Aim of the task >> Repeat the material below word for word and leave out all pictures.

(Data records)
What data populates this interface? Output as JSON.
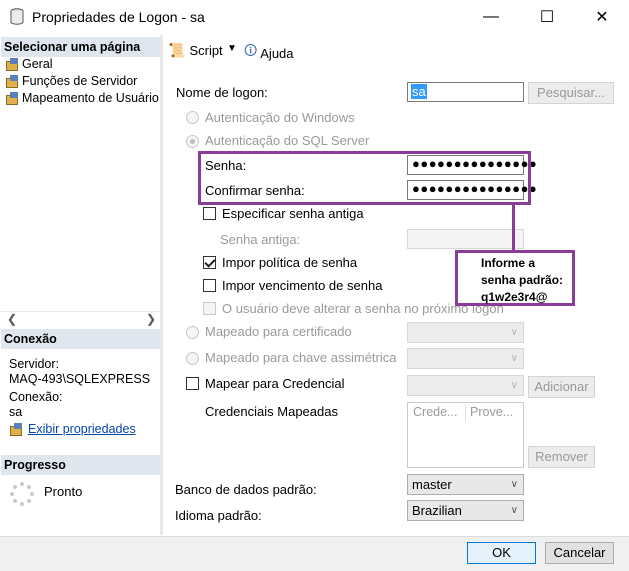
{
  "window": {
    "title": "Propriedades de Logon - sa",
    "colors": {
      "annotation": "#8a3d96",
      "link": "#0645ad",
      "selection": "#3399ff"
    }
  },
  "left_pane": {
    "select_page_header": "Selecionar uma página",
    "pages": [
      {
        "label": "Geral",
        "icon": "page-icon"
      },
      {
        "label": "Funções de Servidor",
        "icon": "page-icon"
      },
      {
        "label": "Mapeamento de Usuário",
        "icon": "page-icon"
      }
    ],
    "connection_header": "Conexão",
    "server_label": "Servidor:",
    "server_value": "MAQ-493\\SQLEXPRESS",
    "connection_label": "Conexão:",
    "connection_value": "sa",
    "view_properties_link": "Exibir propriedades",
    "progress_header": "Progresso",
    "progress_status": "Pronto"
  },
  "toolbar": {
    "script_label": "Script",
    "help_label": "Ajuda"
  },
  "form": {
    "login_name_label": "Nome de logon:",
    "login_name_value": "sa",
    "search_button": "Pesquisar...",
    "windows_auth": "Autenticação do Windows",
    "sql_auth": "Autenticação do SQL Server",
    "password_label": "Senha:",
    "password_value": "●●●●●●●●●●●●●●●",
    "confirm_password_label": "Confirmar senha:",
    "confirm_password_value": "●●●●●●●●●●●●●●●",
    "specify_old_password": "Especificar senha antiga",
    "old_password_label": "Senha antiga:",
    "enforce_policy": "Impor política de senha",
    "enforce_policy_checked": true,
    "enforce_expiration": "Impor vencimento de senha",
    "enforce_expiration_checked": false,
    "must_change": "O usuário deve alterar a senha no próximo logon",
    "mapped_certificate": "Mapeado para certificado",
    "mapped_asym_key": "Mapeado para chave assimétrica",
    "map_credential": "Mapear para Credencial",
    "add_button": "Adicionar",
    "mapped_credentials_label": "Credenciais Mapeadas",
    "credentials_columns": [
      "Crede...",
      "Prove..."
    ],
    "remove_button": "Remover",
    "default_db_label": "Banco de dados padrão:",
    "default_db_value": "master",
    "default_lang_label": "Idioma padrão:",
    "default_lang_value": "Brazilian"
  },
  "annotation": {
    "callout_text": "Informe a\nsenha padrão:\nq1w2e3r4@"
  },
  "footer": {
    "ok_button": "OK",
    "cancel_button": "Cancelar"
  }
}
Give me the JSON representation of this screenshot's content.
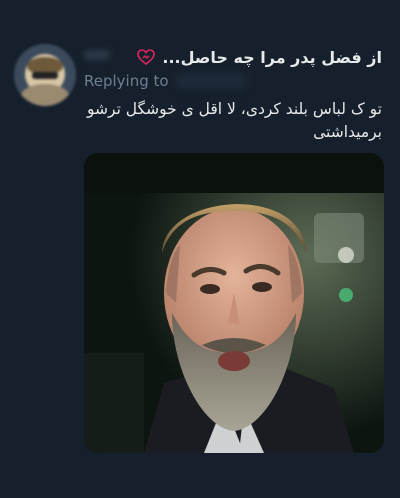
{
  "tweet": {
    "display_name": "از فضل پدر مرا چه حاصل...",
    "replying_to_label": "Replying to",
    "text_line1": "تو ک لباس بلند کردی، لا اقل ی خوشگل ترشو",
    "text_line2": "برمیداشتی",
    "heart_color": "#e0245e"
  },
  "colors": {
    "background": "#16202d",
    "text": "#e7e9ea",
    "secondary_text": "#6e7f91"
  },
  "media": {
    "icon": "meme-photo-bearded-man-in-car"
  }
}
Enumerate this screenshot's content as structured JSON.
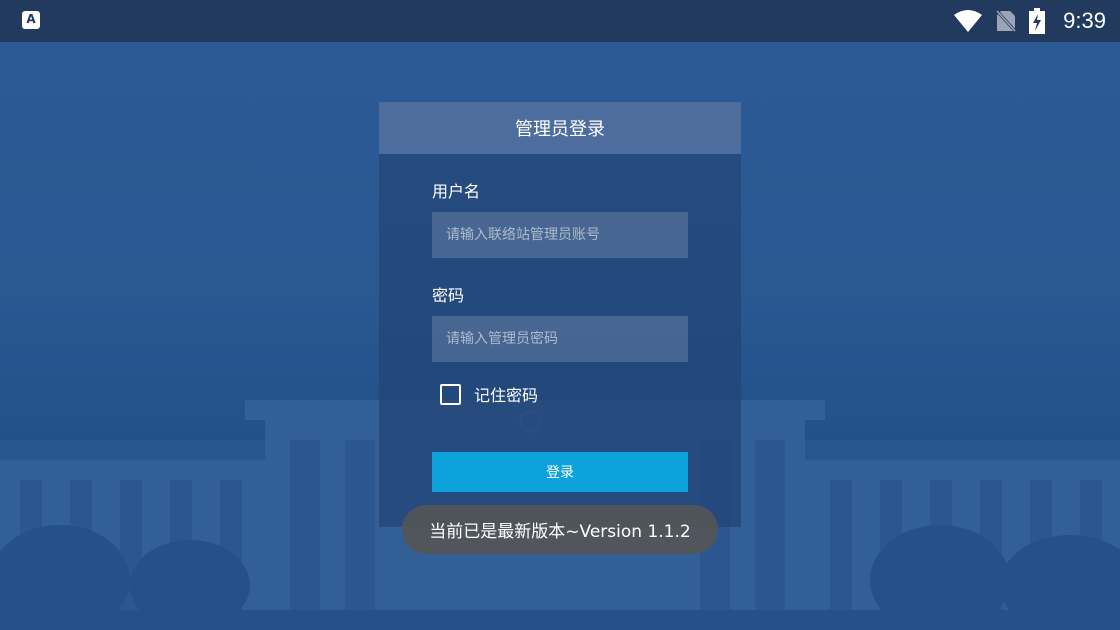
{
  "status_bar": {
    "app_badge": "A",
    "time": "9:39",
    "icons": [
      "wifi-icon",
      "no-sim-icon",
      "battery-charging-icon"
    ]
  },
  "login": {
    "title": "管理员登录",
    "username": {
      "label": "用户名",
      "placeholder": "请输入联络站管理员账号",
      "value": ""
    },
    "password": {
      "label": "密码",
      "placeholder": "请输入管理员密码",
      "value": ""
    },
    "remember": {
      "label": "记住密码",
      "checked": false
    },
    "submit_label": "登录"
  },
  "toast": {
    "message": "当前已是最新版本~Version 1.1.2"
  },
  "colors": {
    "background": "#2a5891",
    "status_bar": "#213a5d",
    "card_header": "#4d6d9f",
    "button": "#0ea2dd"
  }
}
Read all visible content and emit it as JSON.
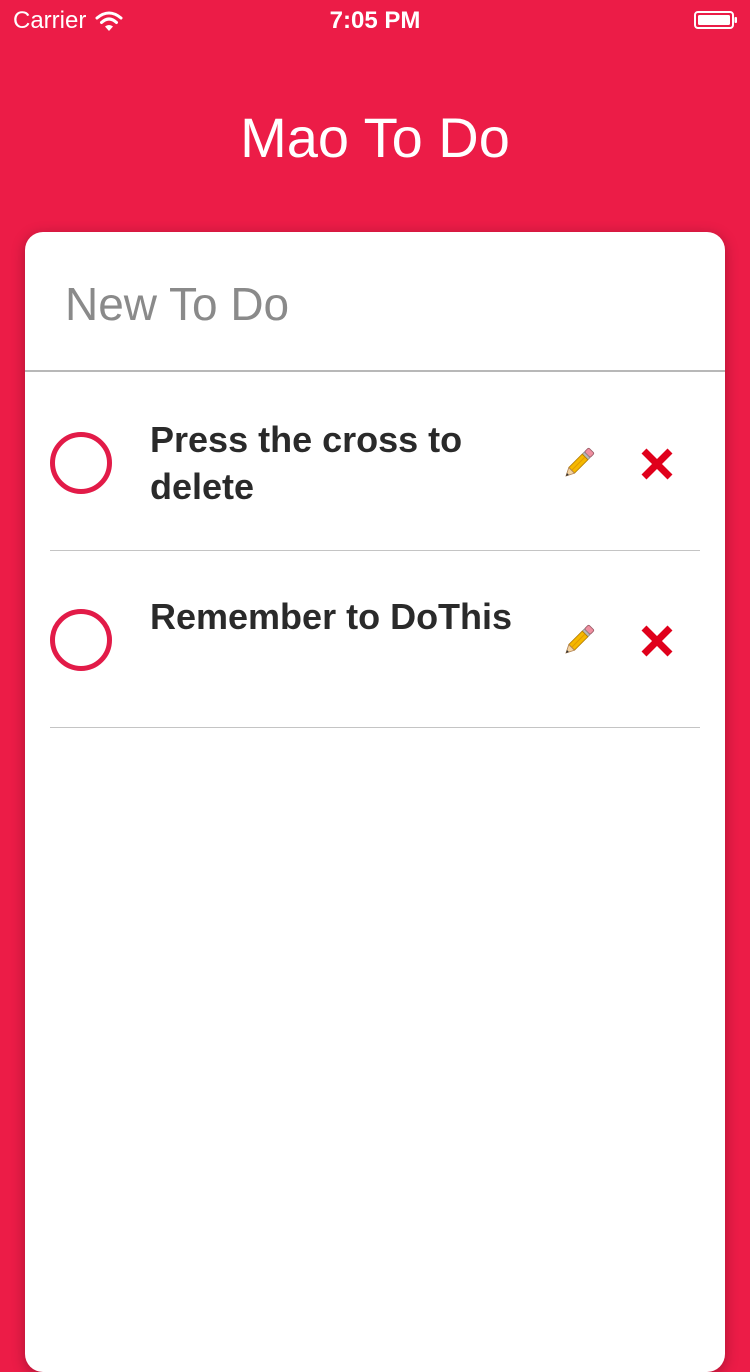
{
  "status_bar": {
    "carrier": "Carrier",
    "time": "7:05 PM"
  },
  "header": {
    "title": "Mao To Do"
  },
  "new_todo": {
    "placeholder": "New To Do",
    "value": ""
  },
  "todos": [
    {
      "text": "Press the cross to delete",
      "completed": false,
      "edit_icon": "pencil-icon",
      "delete_icon": "cross-icon"
    },
    {
      "text": "Remember to DoThis",
      "completed": false,
      "edit_icon": "pencil-icon",
      "delete_icon": "cross-icon"
    }
  ],
  "colors": {
    "accent": "#EC1C47",
    "check_ring": "#E21B48",
    "delete": "#E0001B"
  }
}
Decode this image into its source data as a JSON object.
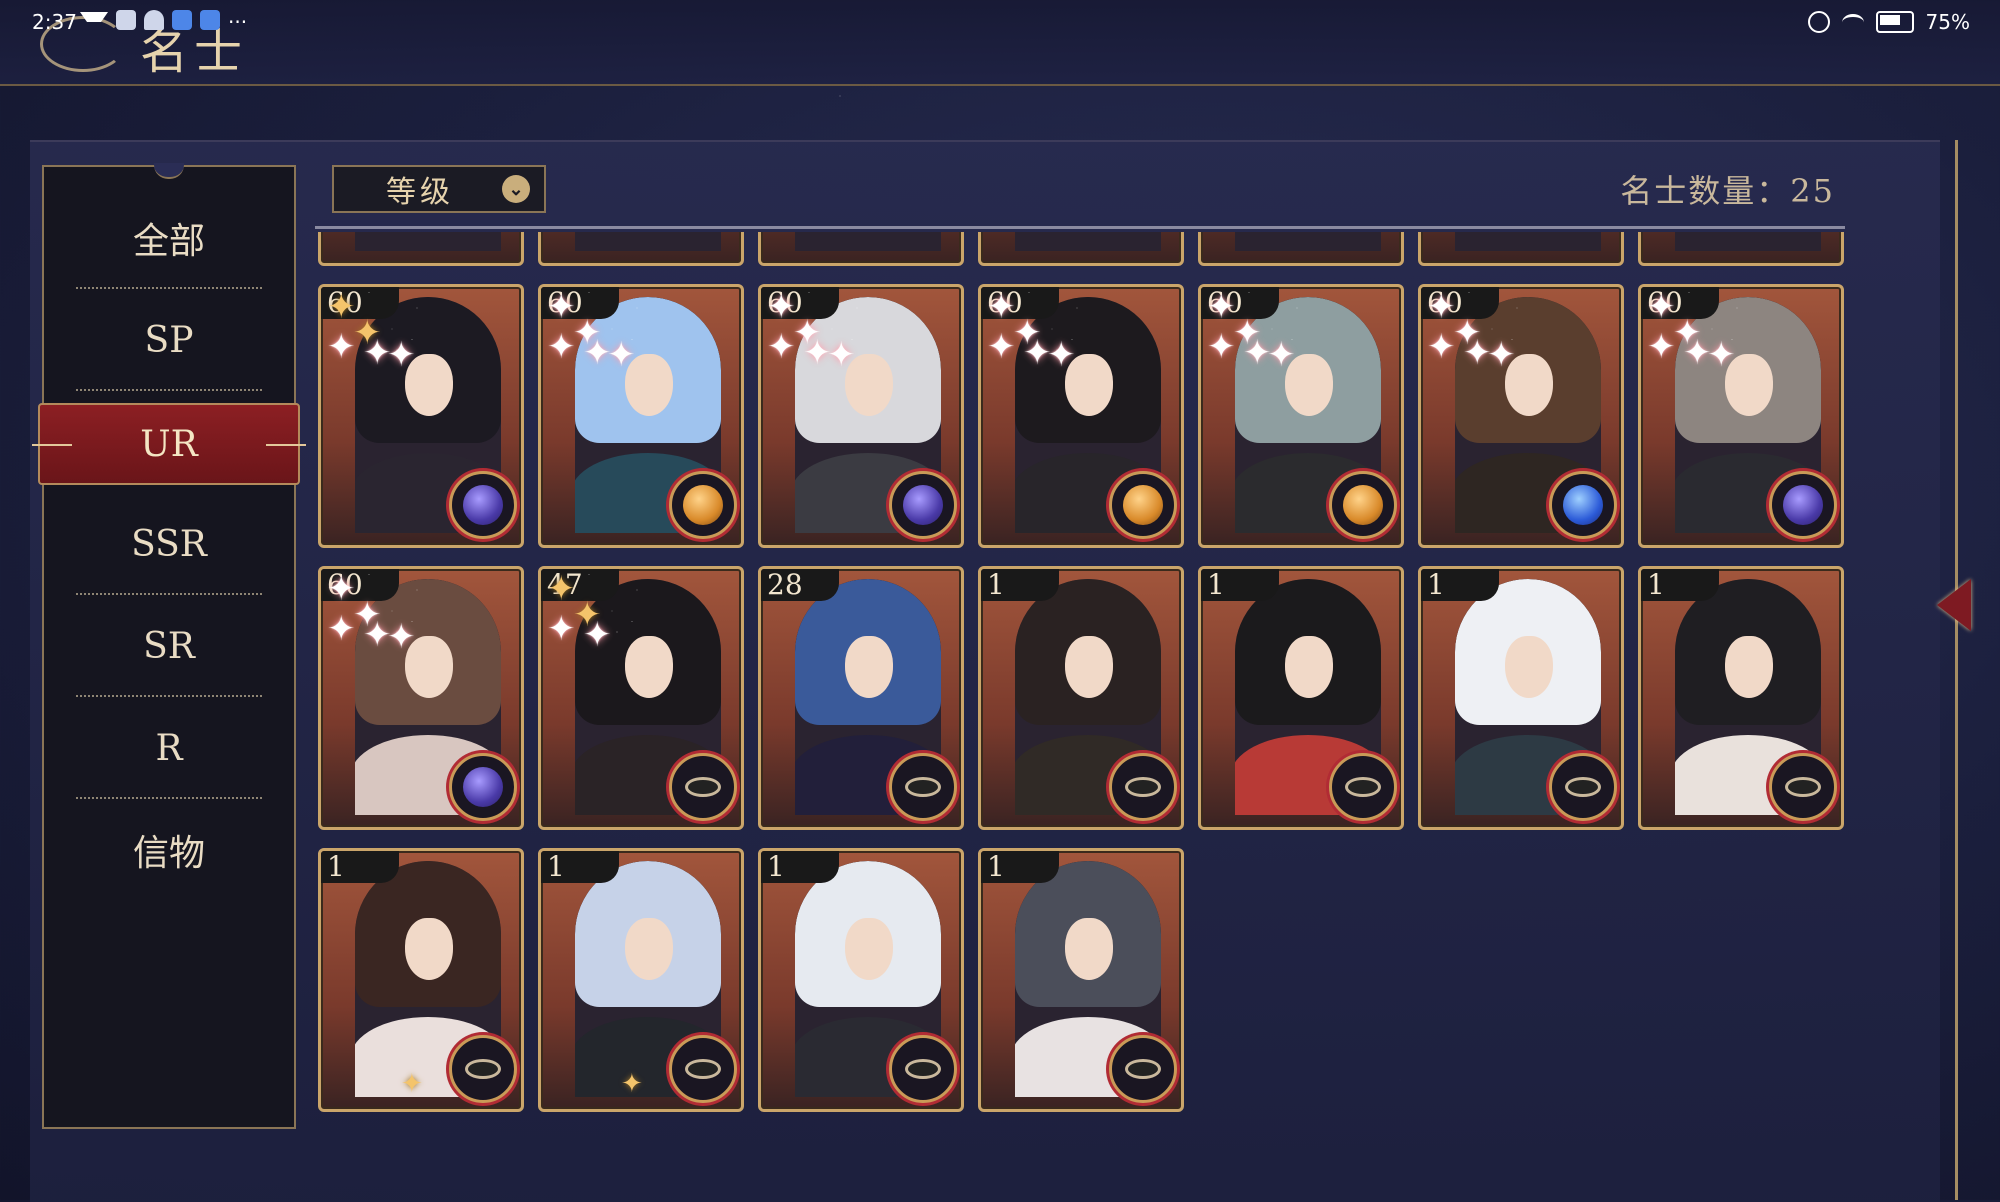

Finished answer >>
What data populates this interface? Output as JSON.
{
  "window": {
    "title": "Propriedades de Logon - sa",
    "colors": {
      "annotation": "#8a3d96",
      "link": "#0645ad",
      "selection": "#3399ff"
    }
  },
  "left_pane": {
    "select_page_header": "Selecionar uma página",
    "pages": [
      {
        "label": "Geral",
        "icon": "page-icon"
      },
      {
        "label": "Funções de Servidor",
        "icon": "page-icon"
      },
      {
        "label": "Mapeamento de Usuário",
        "icon": "page-icon"
      }
    ],
    "connection_header": "Conexão",
    "server_label": "Servidor:",
    "server_value": "MAQ-493\\SQLEXPRESS",
    "connection_label": "Conexão:",
    "connection_value": "sa",
    "view_properties_link": "Exibir propriedades",
    "progress_header": "Progresso",
    "progress_status": "Pronto"
  },
  "toolbar": {
    "script_label": "Script",
    "help_label": "Ajuda"
  },
  "form": {
    "login_name_label": "Nome de logon:",
    "login_name_value": "sa",
    "search_button": "Pesquisar...",
    "windows_auth": "Autenticação do Windows",
    "sql_auth": "Autenticação do SQL Server",
    "password_label": "Senha:",
    "password_value": "●●●●●●●●●●●●●●●",
    "confirm_password_label": "Confirmar senha:",
    "confirm_password_value": "●●●●●●●●●●●●●●●",
    "specify_old_password": "Especificar senha antiga",
    "old_password_label": "Senha antiga:",
    "enforce_policy": "Impor política de senha",
    "enforce_policy_checked": true,
    "enforce_expiration": "Impor vencimento de senha",
    "enforce_expiration_checked": false,
    "must_change": "O usuário deve alterar a senha no próximo logon",
    "mapped_certificate": "Mapeado para certificado",
    "mapped_asym_key": "Mapeado para chave assimétrica",
    "map_credential": "Mapear para Credencial",
    "add_button": "Adicionar",
    "mapped_credentials_label": "Credenciais Mapeadas",
    "credentials_columns": [
      "Crede...",
      "Prove..."
    ],
    "remove_button": "Remover",
    "default_db_label": "Banco de dados padrão:",
    "default_db_value": "master",
    "default_lang_label": "Idioma padrão:",
    "default_lang_value": "Brazilian"
  },
  "annotation": {
    "callout_text": "Informe a\nsenha padrão:\nq1w2e3r4@"
  },
  "footer": {
    "ok_button": "OK",
    "cancel_button": "Cancelar"
  }
}
Give me the JSON representation of this screenshot's content.
{
  "tweet": {
    "display_name": "از فضل پدر مرا چه حاصل...",
    "replying_to_label": "Replying to",
    "text_line1": "تو ک لباس بلند کردی، لا اقل ی خوشگل ترشو",
    "text_line2": "برمیداشتی",
    "heart_color": "#e0245e"
  },
  "colors": {
    "background": "#16202d",
    "text": "#e7e9ea",
    "secondary_text": "#6e7f91"
  },
  "media": {
    "icon": "meme-photo-bearded-man-in-car"
  }
}
Enumerate this screenshot's content as structured JSON.
{
  "status_bar": {
    "app_badge": "A",
    "time": "9:39",
    "icons": [
      "wifi-icon",
      "no-sim-icon",
      "battery-charging-icon"
    ]
  },
  "login": {
    "title": "管理员登录",
    "username": {
      "label": "用户名",
      "placeholder": "请输入联络站管理员账号",
      "value": ""
    },
    "password": {
      "label": "密码",
      "placeholder": "请输入管理员密码",
      "value": ""
    },
    "remember": {
      "label": "记住密码",
      "checked": false
    },
    "submit_label": "登录"
  },
  "toast": {
    "message": "当前已是最新版本~Version 1.1.2"
  },
  "colors": {
    "background": "#2a5891",
    "status_bar": "#213a5d",
    "card_header": "#4d6d9f",
    "button": "#0ea2dd"
  }
}
Read all visible content and emit it as JSON.
{
  "status_bar": {
    "carrier": "Carrier",
    "time": "7:05 PM"
  },
  "header": {
    "title": "Mao To Do"
  },
  "new_todo": {
    "placeholder": "New To Do",
    "value": ""
  },
  "todos": [
    {
      "text": "Press the cross to delete",
      "completed": false,
      "edit_icon": "pencil-icon",
      "delete_icon": "cross-icon"
    },
    {
      "text": "Remember to DoThis",
      "completed": false,
      "edit_icon": "pencil-icon",
      "delete_icon": "cross-icon"
    }
  ],
  "colors": {
    "accent": "#EC1C47",
    "check_ring": "#E21B48",
    "delete": "#E0001B"
  }
}
Decode this image into its source data as a JSON object.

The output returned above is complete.